*What you have to do*.
Pictures do not belong in the copy; quote every entry below exactly.
***** Data for processing *****
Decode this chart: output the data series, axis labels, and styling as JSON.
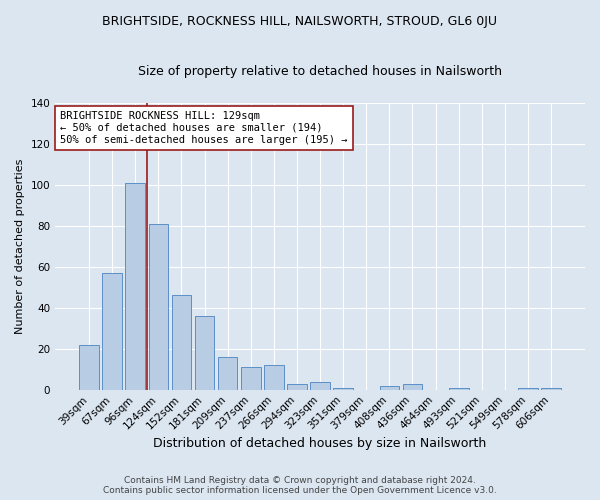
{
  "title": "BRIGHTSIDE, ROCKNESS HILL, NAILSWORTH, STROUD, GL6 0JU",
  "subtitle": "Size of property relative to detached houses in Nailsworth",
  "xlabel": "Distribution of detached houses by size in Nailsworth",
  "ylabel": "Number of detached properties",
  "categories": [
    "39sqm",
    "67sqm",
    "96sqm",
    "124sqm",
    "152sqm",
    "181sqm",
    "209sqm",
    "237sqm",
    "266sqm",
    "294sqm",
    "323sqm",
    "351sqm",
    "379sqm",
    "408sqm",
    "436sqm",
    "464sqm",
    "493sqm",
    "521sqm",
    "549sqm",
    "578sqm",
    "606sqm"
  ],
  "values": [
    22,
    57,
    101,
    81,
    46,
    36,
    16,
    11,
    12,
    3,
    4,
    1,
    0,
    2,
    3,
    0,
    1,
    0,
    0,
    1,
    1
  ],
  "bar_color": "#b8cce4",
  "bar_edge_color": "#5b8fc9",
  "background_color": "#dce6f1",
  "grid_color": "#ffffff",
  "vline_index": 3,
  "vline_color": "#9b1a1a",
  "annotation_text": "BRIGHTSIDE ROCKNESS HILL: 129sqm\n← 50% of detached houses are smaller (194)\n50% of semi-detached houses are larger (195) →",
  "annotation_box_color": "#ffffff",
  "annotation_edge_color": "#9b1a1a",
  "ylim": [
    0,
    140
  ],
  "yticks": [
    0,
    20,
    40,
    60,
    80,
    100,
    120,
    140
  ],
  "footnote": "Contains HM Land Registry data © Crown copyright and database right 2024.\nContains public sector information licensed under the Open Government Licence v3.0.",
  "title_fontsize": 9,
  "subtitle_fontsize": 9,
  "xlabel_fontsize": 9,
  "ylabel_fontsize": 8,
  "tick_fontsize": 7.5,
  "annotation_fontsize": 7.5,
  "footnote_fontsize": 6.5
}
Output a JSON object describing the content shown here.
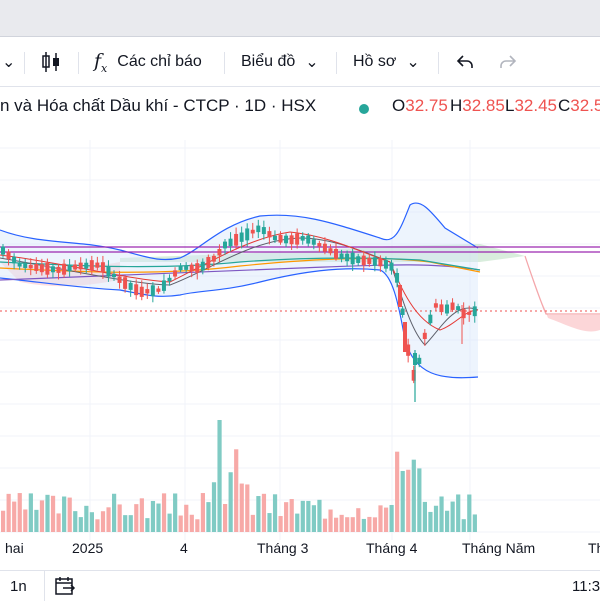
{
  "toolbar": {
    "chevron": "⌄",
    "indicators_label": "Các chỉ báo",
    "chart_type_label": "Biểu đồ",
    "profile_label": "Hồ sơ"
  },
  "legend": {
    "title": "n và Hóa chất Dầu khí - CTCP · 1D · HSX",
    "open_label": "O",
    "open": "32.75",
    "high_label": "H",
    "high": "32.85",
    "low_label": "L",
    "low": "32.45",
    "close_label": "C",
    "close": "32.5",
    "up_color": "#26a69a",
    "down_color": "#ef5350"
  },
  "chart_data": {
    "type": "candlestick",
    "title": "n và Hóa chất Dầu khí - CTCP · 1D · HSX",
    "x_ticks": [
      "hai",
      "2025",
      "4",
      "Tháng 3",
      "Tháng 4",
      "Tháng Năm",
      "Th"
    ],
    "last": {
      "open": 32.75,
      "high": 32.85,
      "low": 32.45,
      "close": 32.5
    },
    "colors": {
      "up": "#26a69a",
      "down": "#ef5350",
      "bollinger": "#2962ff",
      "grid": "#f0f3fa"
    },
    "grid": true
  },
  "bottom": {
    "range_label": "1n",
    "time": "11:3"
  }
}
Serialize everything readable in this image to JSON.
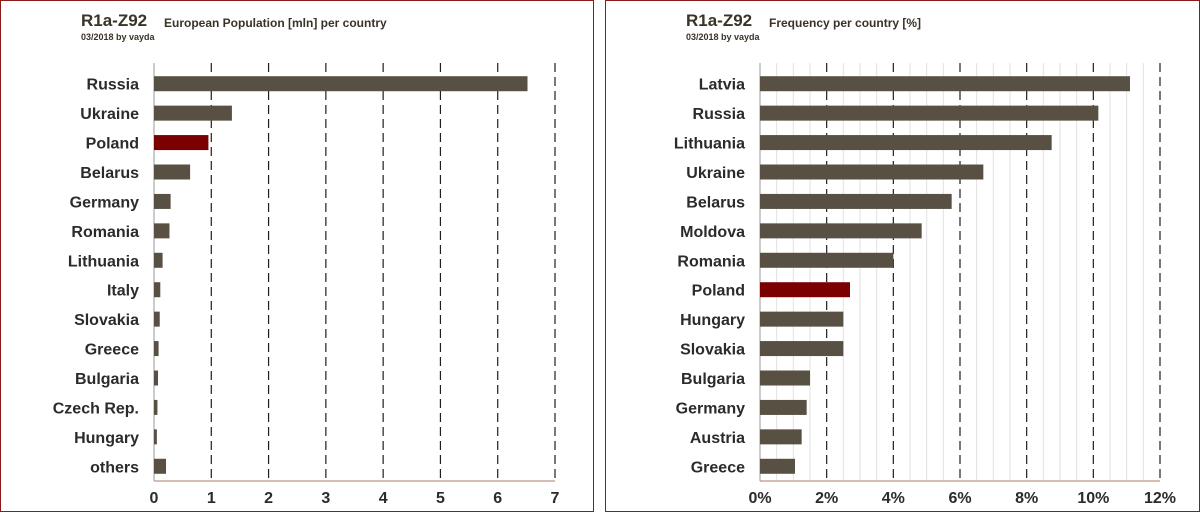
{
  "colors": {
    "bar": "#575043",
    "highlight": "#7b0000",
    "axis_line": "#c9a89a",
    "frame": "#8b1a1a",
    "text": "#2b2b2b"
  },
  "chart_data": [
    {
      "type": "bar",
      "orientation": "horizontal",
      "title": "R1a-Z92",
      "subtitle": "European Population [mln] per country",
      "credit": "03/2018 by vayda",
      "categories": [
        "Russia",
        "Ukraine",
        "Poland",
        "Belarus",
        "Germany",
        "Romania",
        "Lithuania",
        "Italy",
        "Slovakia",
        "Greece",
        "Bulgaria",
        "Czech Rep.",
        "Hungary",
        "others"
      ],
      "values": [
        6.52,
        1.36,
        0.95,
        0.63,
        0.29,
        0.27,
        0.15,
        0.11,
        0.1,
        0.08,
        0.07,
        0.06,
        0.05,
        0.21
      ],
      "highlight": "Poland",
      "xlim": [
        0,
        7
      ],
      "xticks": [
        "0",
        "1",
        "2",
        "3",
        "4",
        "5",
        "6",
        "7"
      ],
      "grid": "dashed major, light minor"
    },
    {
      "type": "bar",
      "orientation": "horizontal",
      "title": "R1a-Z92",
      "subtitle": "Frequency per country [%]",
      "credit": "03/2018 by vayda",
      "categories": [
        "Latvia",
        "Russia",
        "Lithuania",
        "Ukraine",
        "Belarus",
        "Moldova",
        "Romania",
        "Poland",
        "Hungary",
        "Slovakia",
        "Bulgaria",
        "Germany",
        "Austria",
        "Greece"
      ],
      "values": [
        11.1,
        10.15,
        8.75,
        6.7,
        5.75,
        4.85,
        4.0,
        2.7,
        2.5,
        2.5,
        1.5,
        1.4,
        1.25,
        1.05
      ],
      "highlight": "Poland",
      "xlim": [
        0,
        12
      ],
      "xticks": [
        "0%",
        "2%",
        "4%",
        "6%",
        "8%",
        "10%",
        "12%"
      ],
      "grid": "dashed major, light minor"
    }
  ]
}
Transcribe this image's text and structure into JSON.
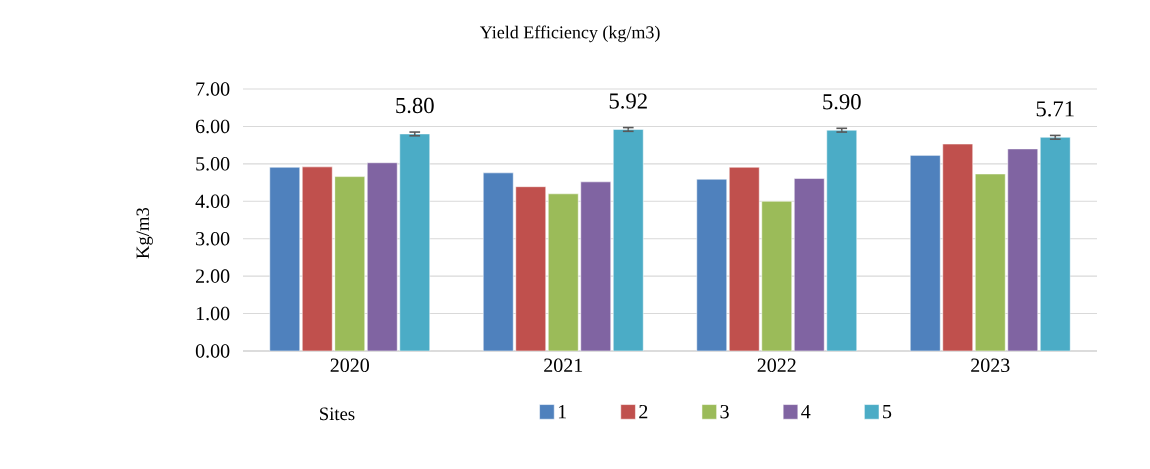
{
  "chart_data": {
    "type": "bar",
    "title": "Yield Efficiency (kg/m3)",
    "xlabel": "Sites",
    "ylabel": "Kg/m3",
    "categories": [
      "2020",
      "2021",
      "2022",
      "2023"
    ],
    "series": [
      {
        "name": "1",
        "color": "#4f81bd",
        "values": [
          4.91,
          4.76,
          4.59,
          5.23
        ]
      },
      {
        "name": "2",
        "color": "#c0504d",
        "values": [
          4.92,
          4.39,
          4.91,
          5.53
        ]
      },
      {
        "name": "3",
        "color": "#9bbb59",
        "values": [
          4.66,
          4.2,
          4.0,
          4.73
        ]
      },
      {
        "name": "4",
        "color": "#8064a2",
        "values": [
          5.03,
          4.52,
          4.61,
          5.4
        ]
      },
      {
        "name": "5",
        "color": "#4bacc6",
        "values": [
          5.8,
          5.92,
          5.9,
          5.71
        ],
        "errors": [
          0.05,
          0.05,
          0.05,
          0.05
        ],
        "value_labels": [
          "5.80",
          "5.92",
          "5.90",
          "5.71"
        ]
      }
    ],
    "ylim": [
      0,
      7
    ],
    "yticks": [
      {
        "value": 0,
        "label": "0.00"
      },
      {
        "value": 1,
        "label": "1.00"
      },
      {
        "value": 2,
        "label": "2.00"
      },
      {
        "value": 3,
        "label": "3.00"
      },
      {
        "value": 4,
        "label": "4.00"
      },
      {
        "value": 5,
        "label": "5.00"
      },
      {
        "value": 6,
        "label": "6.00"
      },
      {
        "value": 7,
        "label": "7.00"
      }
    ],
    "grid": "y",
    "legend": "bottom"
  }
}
*****
*Written solution*.
Decode this chart: output the data series, axis labels, and styling as JSON.
{
  "title": "BRIGHTSIDE, ROCKNESS HILL, NAILSWORTH, STROUD, GL6 0JU",
  "subtitle": "Size of property relative to detached houses in Nailsworth",
  "xlabel": "Distribution of detached houses by size in Nailsworth",
  "ylabel": "Number of detached properties",
  "categories": [
    "39sqm",
    "67sqm",
    "96sqm",
    "124sqm",
    "152sqm",
    "181sqm",
    "209sqm",
    "237sqm",
    "266sqm",
    "294sqm",
    "323sqm",
    "351sqm",
    "379sqm",
    "408sqm",
    "436sqm",
    "464sqm",
    "493sqm",
    "521sqm",
    "549sqm",
    "578sqm",
    "606sqm"
  ],
  "values": [
    22,
    57,
    101,
    81,
    46,
    36,
    16,
    11,
    12,
    3,
    4,
    1,
    0,
    2,
    3,
    0,
    1,
    0,
    0,
    1,
    1
  ],
  "bar_color": "#b8cce4",
  "bar_edge_color": "#5b8fc9",
  "background_color": "#dce6f1",
  "grid_color": "#ffffff",
  "vline_index": 3,
  "vline_color": "#9b1a1a",
  "annotation_text": "BRIGHTSIDE ROCKNESS HILL: 129sqm\n← 50% of detached houses are smaller (194)\n50% of semi-detached houses are larger (195) →",
  "annotation_box_color": "#ffffff",
  "annotation_edge_color": "#9b1a1a",
  "ylim": [
    0,
    140
  ],
  "yticks": [
    0,
    20,
    40,
    60,
    80,
    100,
    120,
    140
  ],
  "footnote": "Contains HM Land Registry data © Crown copyright and database right 2024.\nContains public sector information licensed under the Open Government Licence v3.0.",
  "title_fontsize": 9,
  "subtitle_fontsize": 9,
  "xlabel_fontsize": 9,
  "ylabel_fontsize": 8,
  "tick_fontsize": 7.5,
  "annotation_fontsize": 7.5,
  "footnote_fontsize": 6.5
}
Output a JSON object describing the content shown here.
{
  "toolbar": {
    "chevron": "⌄",
    "indicators_label": "Các chỉ báo",
    "chart_type_label": "Biểu đồ",
    "profile_label": "Hồ sơ"
  },
  "legend": {
    "title": "n và Hóa chất Dầu khí - CTCP · 1D · HSX",
    "open_label": "O",
    "open": "32.75",
    "high_label": "H",
    "high": "32.85",
    "low_label": "L",
    "low": "32.45",
    "close_label": "C",
    "close": "32.5",
    "up_color": "#26a69a",
    "down_color": "#ef5350"
  },
  "chart_data": {
    "type": "candlestick",
    "title": "n và Hóa chất Dầu khí - CTCP · 1D · HSX",
    "x_ticks": [
      "hai",
      "2025",
      "4",
      "Tháng 3",
      "Tháng 4",
      "Tháng Năm",
      "Th"
    ],
    "last": {
      "open": 32.75,
      "high": 32.85,
      "low": 32.45,
      "close": 32.5
    },
    "colors": {
      "up": "#26a69a",
      "down": "#ef5350",
      "bollinger": "#2962ff",
      "grid": "#f0f3fa"
    },
    "grid": true
  },
  "bottom": {
    "range_label": "1n",
    "time": "11:3"
  }
}
Serialize everything readable in this image to JSON.
{
  "colors": {
    "bar": "#575043",
    "highlight": "#7b0000",
    "axis_line": "#c9a89a",
    "frame": "#8b1a1a",
    "text": "#2b2b2b"
  },
  "chart_data": [
    {
      "type": "bar",
      "orientation": "horizontal",
      "title": "R1a-Z92",
      "subtitle": "European Population [mln] per country",
      "credit": "03/2018 by vayda",
      "categories": [
        "Russia",
        "Ukraine",
        "Poland",
        "Belarus",
        "Germany",
        "Romania",
        "Lithuania",
        "Italy",
        "Slovakia",
        "Greece",
        "Bulgaria",
        "Czech Rep.",
        "Hungary",
        "others"
      ],
      "values": [
        6.52,
        1.36,
        0.95,
        0.63,
        0.29,
        0.27,
        0.15,
        0.11,
        0.1,
        0.08,
        0.07,
        0.06,
        0.05,
        0.21
      ],
      "highlight": "Poland",
      "xlim": [
        0,
        7
      ],
      "xticks": [
        "0",
        "1",
        "2",
        "3",
        "4",
        "5",
        "6",
        "7"
      ],
      "grid": "dashed major, light minor"
    },
    {
      "type": "bar",
      "orientation": "horizontal",
      "title": "R1a-Z92",
      "subtitle": "Frequency per country [%]",
      "credit": "03/2018 by vayda",
      "categories": [
        "Latvia",
        "Russia",
        "Lithuania",
        "Ukraine",
        "Belarus",
        "Moldova",
        "Romania",
        "Poland",
        "Hungary",
        "Slovakia",
        "Bulgaria",
        "Germany",
        "Austria",
        "Greece"
      ],
      "values": [
        11.1,
        10.15,
        8.75,
        6.7,
        5.75,
        4.85,
        4.0,
        2.7,
        2.5,
        2.5,
        1.5,
        1.4,
        1.25,
        1.05
      ],
      "highlight": "Poland",
      "xlim": [
        0,
        12
      ],
      "xticks": [
        "0%",
        "2%",
        "4%",
        "6%",
        "8%",
        "10%",
        "12%"
      ],
      "grid": "dashed major, light minor"
    }
  ]
}
Transcribe this image's text and structure into JSON.
{
  "chart_data": {
    "type": "bar",
    "title": "Yield Efficiency (kg/m3)",
    "xlabel": "Sites",
    "ylabel": "Kg/m3",
    "categories": [
      "2020",
      "2021",
      "2022",
      "2023"
    ],
    "series": [
      {
        "name": "1",
        "color": "#4f81bd",
        "values": [
          4.91,
          4.76,
          4.59,
          5.23
        ]
      },
      {
        "name": "2",
        "color": "#c0504d",
        "values": [
          4.92,
          4.39,
          4.91,
          5.53
        ]
      },
      {
        "name": "3",
        "color": "#9bbb59",
        "values": [
          4.66,
          4.2,
          4.0,
          4.73
        ]
      },
      {
        "name": "4",
        "color": "#8064a2",
        "values": [
          5.03,
          4.52,
          4.61,
          5.4
        ]
      },
      {
        "name": "5",
        "color": "#4bacc6",
        "values": [
          5.8,
          5.92,
          5.9,
          5.71
        ],
        "errors": [
          0.05,
          0.05,
          0.05,
          0.05
        ],
        "value_labels": [
          "5.80",
          "5.92",
          "5.90",
          "5.71"
        ]
      }
    ],
    "ylim": [
      0,
      7
    ],
    "yticks": [
      {
        "value": 0,
        "label": "0.00"
      },
      {
        "value": 1,
        "label": "1.00"
      },
      {
        "value": 2,
        "label": "2.00"
      },
      {
        "value": 3,
        "label": "3.00"
      },
      {
        "value": 4,
        "label": "4.00"
      },
      {
        "value": 5,
        "label": "5.00"
      },
      {
        "value": 6,
        "label": "6.00"
      },
      {
        "value": 7,
        "label": "7.00"
      }
    ],
    "grid": "y",
    "legend": "bottom"
  }
}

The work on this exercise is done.